**Exercise description:** Write every record out again exactly, and keep images out of it.

**Records for the exercise:**
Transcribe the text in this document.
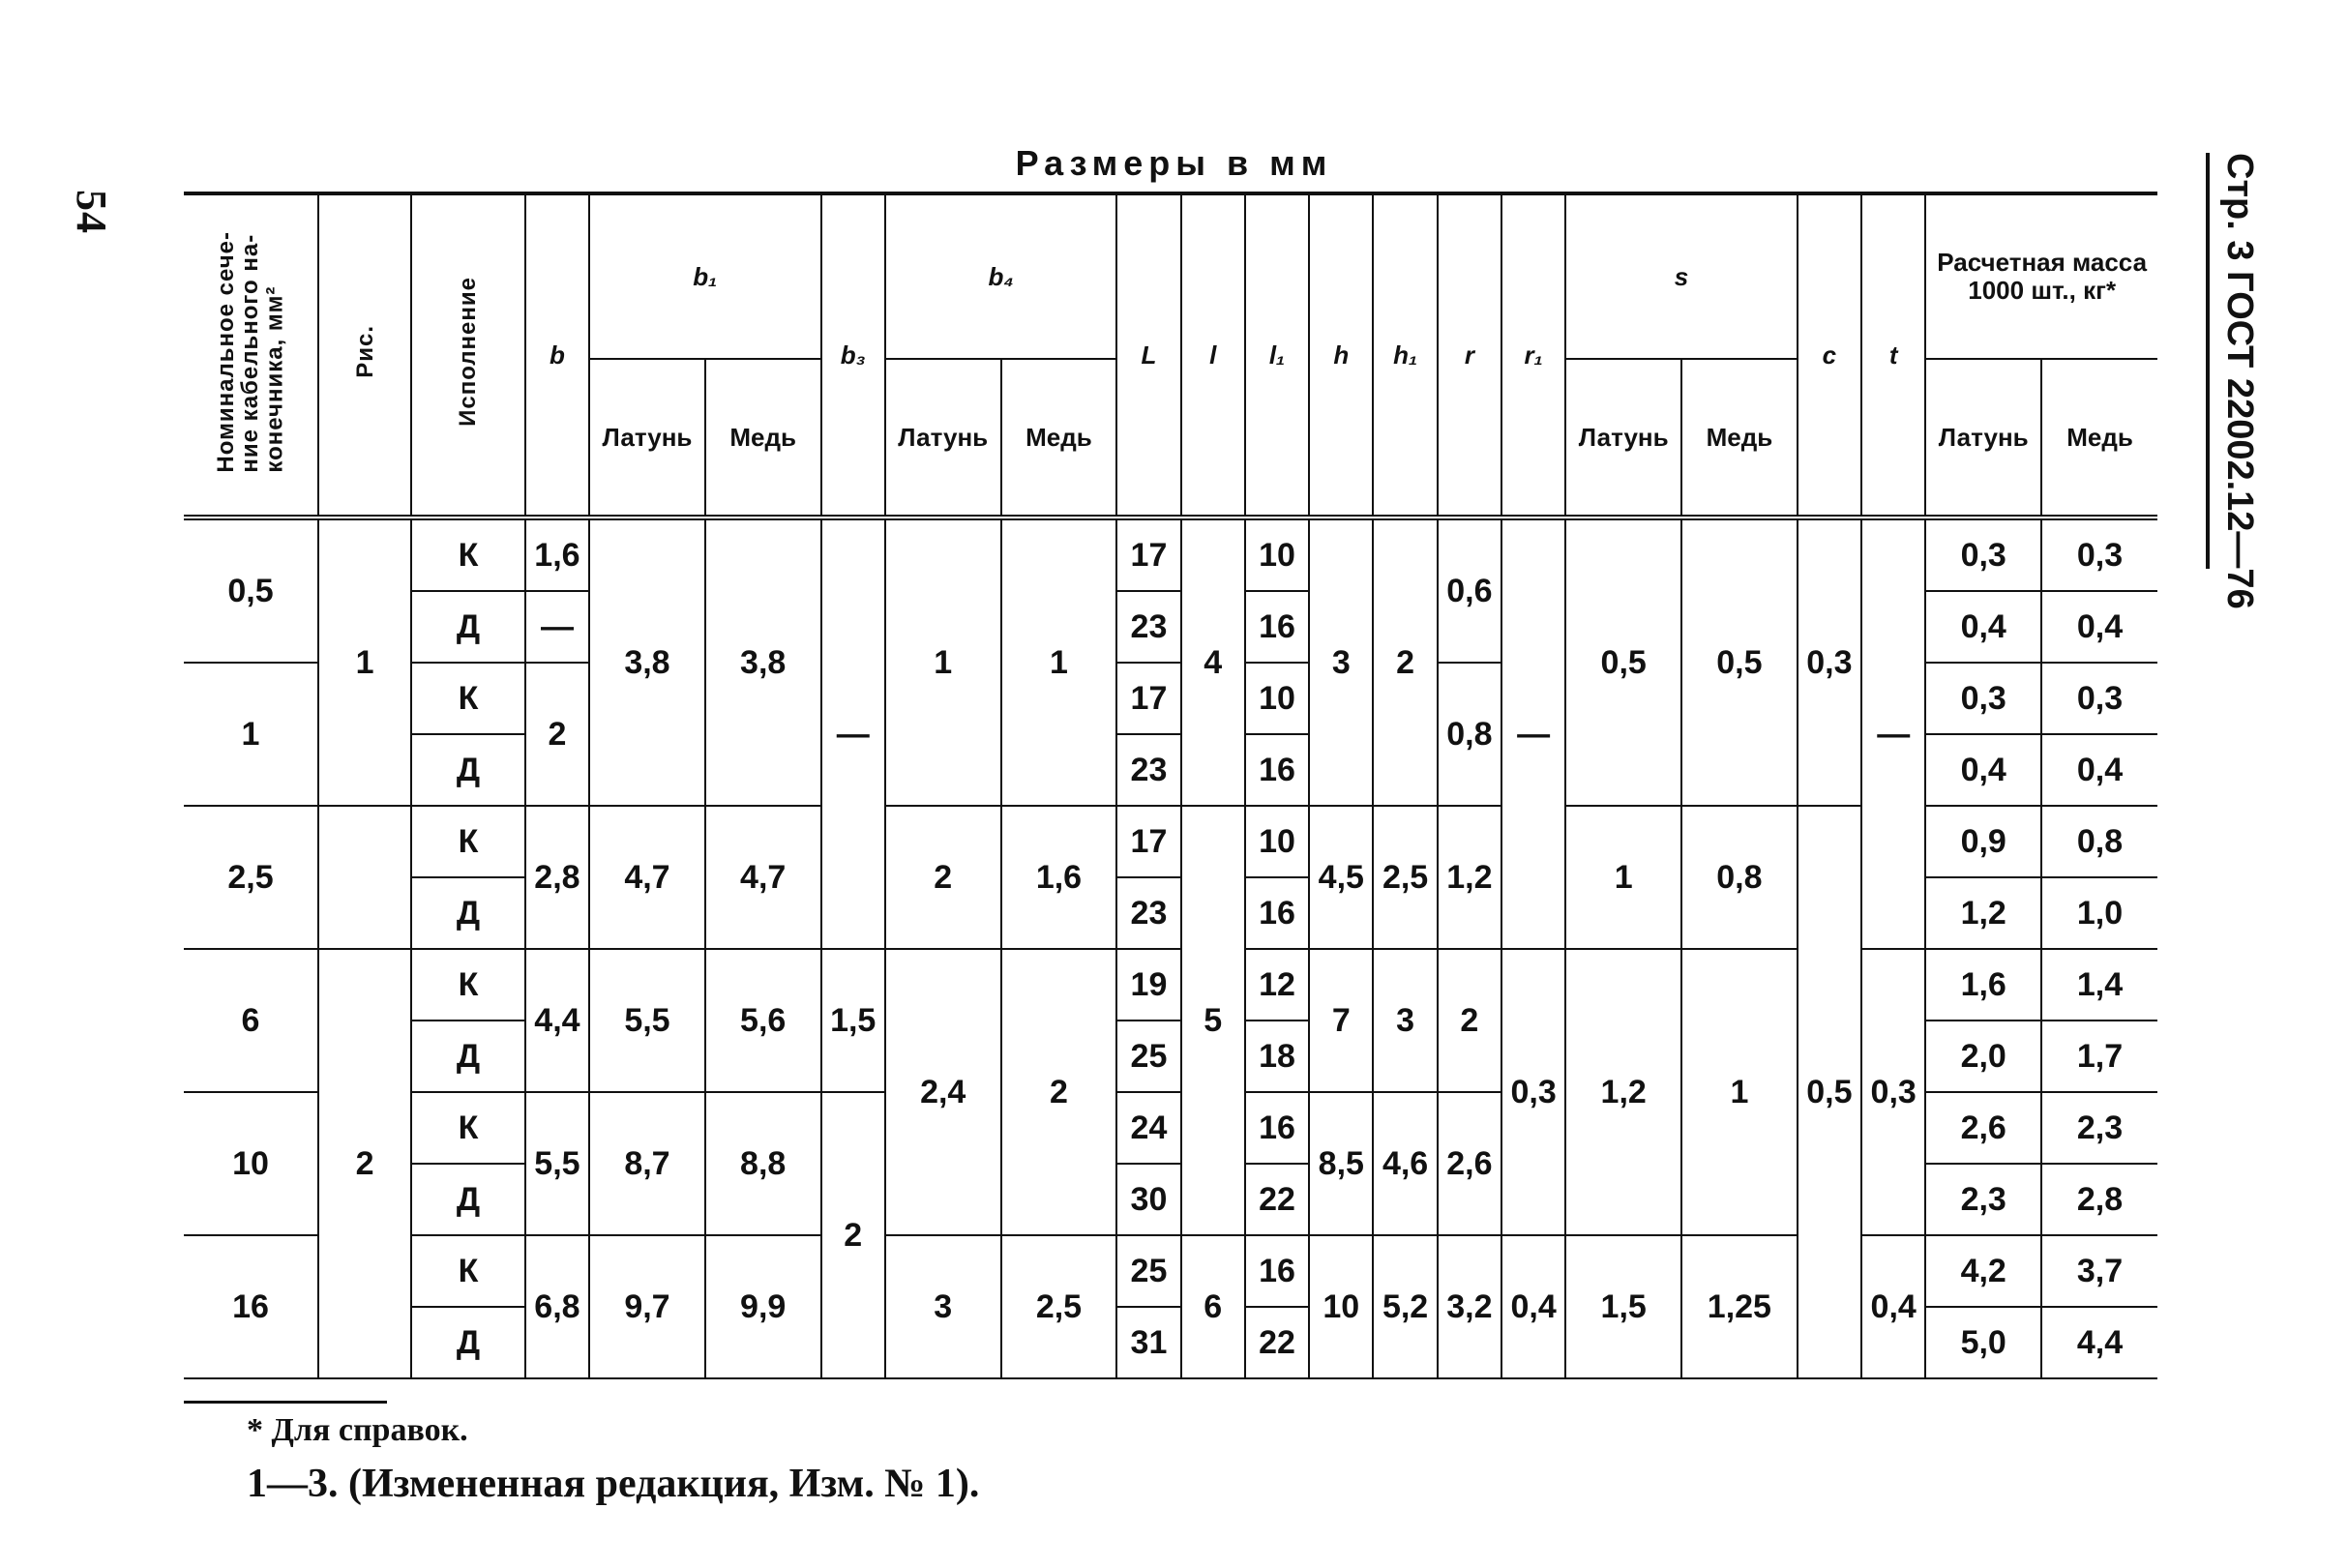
54	Стр. 3 ГОСТ 22002.12—76
Размеры в мм
Номинальное сече-
ние кабельного на-
конечника, мм²	Рис.	Исполнение	b	b₁		b₃	b₄		L	l	l₁	h	h₁	r	r₁	s		c	t	Расчетная масса 1000 шт., кг*	
				Латунь	Медь		Латунь	Медь								Латунь	Медь			Латунь	Медь
0,5	1	К	1,6	3,8	3,8	—	1	1	17	4	10	3	2	0,6	—	0,5	0,5	0,3	—	0,3	0,3
		Д	—						23		16									0,4	0,4
1		К	2						17		10			0,8						0,3	0,3
		Д							23		16									0,4	0,4
2,5		К	2,8	4,7	4,7		2	1,6	17	5	10	4,5	2,5	1,2		1	0,8	0,5		0,9	0,8
		Д							23		16									1,2	1,0
6	2	К	4,4	5,5	5,6	1,5	2,4	2	19		12	7	3	2	0,3	1,2	1		0,3	1,6	1,4
		Д							25		18									2,0	1,7
10		К	5,5	8,7	8,8	2			24		16	8,5	4,6	2,6						2,6	2,3
		Д							30		22									2,3	2,8
16		К	6,8	9,7	9,9		3	2,5	25	6	16	10	5,2	3,2	0,4	1,5	1,25		0,4	4,2	3,7
		Д							31		22									5,0	4,4
* Для справок.
1—3. (Измененная редакция, Изм. № 1).
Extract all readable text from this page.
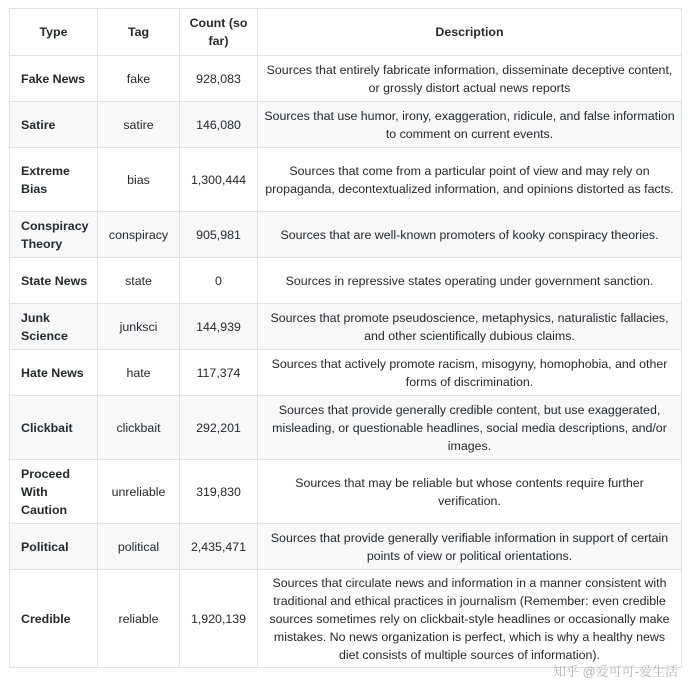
Type	Tag	Count (so far)	Description
Fake News	fake	928,083	Sources that entirely fabricate information, disseminate deceptive content, or grossly distort actual news reports
Satire	satire	146,080	Sources that use humor, irony, exaggeration, ridicule, and false information to comment on current events.
Extreme Bias	bias	1,300,444	Sources that come from a particular point of view and may rely on propaganda, decontextualized information, and opinions distorted as facts.
Conspiracy Theory	conspiracy	905,981	Sources that are well-known promoters of kooky conspiracy theories.
State News	state	0	Sources in repressive states operating under government sanction.
Junk Science	junksci	144,939	Sources that promote pseudoscience, metaphysics, naturalistic fallacies, and other scientifically dubious claims.
Hate News	hate	117,374	Sources that actively promote racism, misogyny, homophobia, and other forms of discrimination.
Clickbait	clickbait	292,201	Sources that provide generally credible content, but use exaggerated, misleading, or questionable headlines, social media descriptions, and/or images.
Proceed With Caution	unreliable	319,830	Sources that may be reliable but whose contents require further verification.
Political	political	2,435,471	Sources that provide generally verifiable information in support of certain points of view or political orientations.
Credible	reliable	1,920,139	Sources that circulate news and information in a manner consistent with traditional and ethical practices in journalism (Remember: even credible sources sometimes rely on clickbait-style headlines or occasionally make mistakes. No news organization is perfect, which is why a healthy news diet consists of multiple sources of information).
知乎 @爱可可-爱生活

**Final result:**
Transcribe the text in this document.
54	Стр. 3 ГОСТ 22002.12—76
Размеры в мм
Номинальное сече-
ние кабельного на-
конечника, мм²	Рис.	Исполнение	b	b₁		b₃	b₄		L	l	l₁	h	h₁	r	r₁	s		c	t	Расчетная масса 1000 шт., кг*	
				Латунь	Медь		Латунь	Медь								Латунь	Медь			Латунь	Медь
0,5	1	К	1,6	3,8	3,8	—	1	1	17	4	10	3	2	0,6	—	0,5	0,5	0,3	—	0,3	0,3
		Д	—						23		16									0,4	0,4
1		К	2						17		10			0,8						0,3	0,3
		Д							23		16									0,4	0,4
2,5		К	2,8	4,7	4,7		2	1,6	17	5	10	4,5	2,5	1,2		1	0,8	0,5		0,9	0,8
		Д							23		16									1,2	1,0
6	2	К	4,4	5,5	5,6	1,5	2,4	2	19		12	7	3	2	0,3	1,2	1		0,3	1,6	1,4
		Д							25		18									2,0	1,7
10		К	5,5	8,7	8,8	2			24		16	8,5	4,6	2,6						2,6	2,3
		Д							30		22									2,3	2,8
16		К	6,8	9,7	9,9		3	2,5	25	6	16	10	5,2	3,2	0,4	1,5	1,25		0,4	4,2	3,7
		Д							31		22									5,0	4,4
* Для справок.
1—3. (Измененная редакция, Изм. № 1).
Extract all readable text from this page.
Type	Tag	Count (so far)	Description
Fake News	fake	928,083	Sources that entirely fabricate information, disseminate deceptive content, or grossly distort actual news reports
Satire	satire	146,080	Sources that use humor, irony, exaggeration, ridicule, and false information to comment on current events.
Extreme Bias	bias	1,300,444	Sources that come from a particular point of view and may rely on propaganda, decontextualized information, and opinions distorted as facts.
Conspiracy Theory	conspiracy	905,981	Sources that are well-known promoters of kooky conspiracy theories.
State News	state	0	Sources in repressive states operating under government sanction.
Junk Science	junksci	144,939	Sources that promote pseudoscience, metaphysics, naturalistic fallacies, and other scientifically dubious claims.
Hate News	hate	117,374	Sources that actively promote racism, misogyny, homophobia, and other forms of discrimination.
Clickbait	clickbait	292,201	Sources that provide generally credible content, but use exaggerated, misleading, or questionable headlines, social media descriptions, and/or images.
Proceed With Caution	unreliable	319,830	Sources that may be reliable but whose contents require further verification.
Political	political	2,435,471	Sources that provide generally verifiable information in support of certain points of view or political orientations.
Credible	reliable	1,920,139	Sources that circulate news and information in a manner consistent with traditional and ethical practices in journalism (Remember: even credible sources sometimes rely on clickbait-style headlines or occasionally make mistakes. No news organization is perfect, which is why a healthy news diet consists of multiple sources of information).
知乎 @爱可可-爱生活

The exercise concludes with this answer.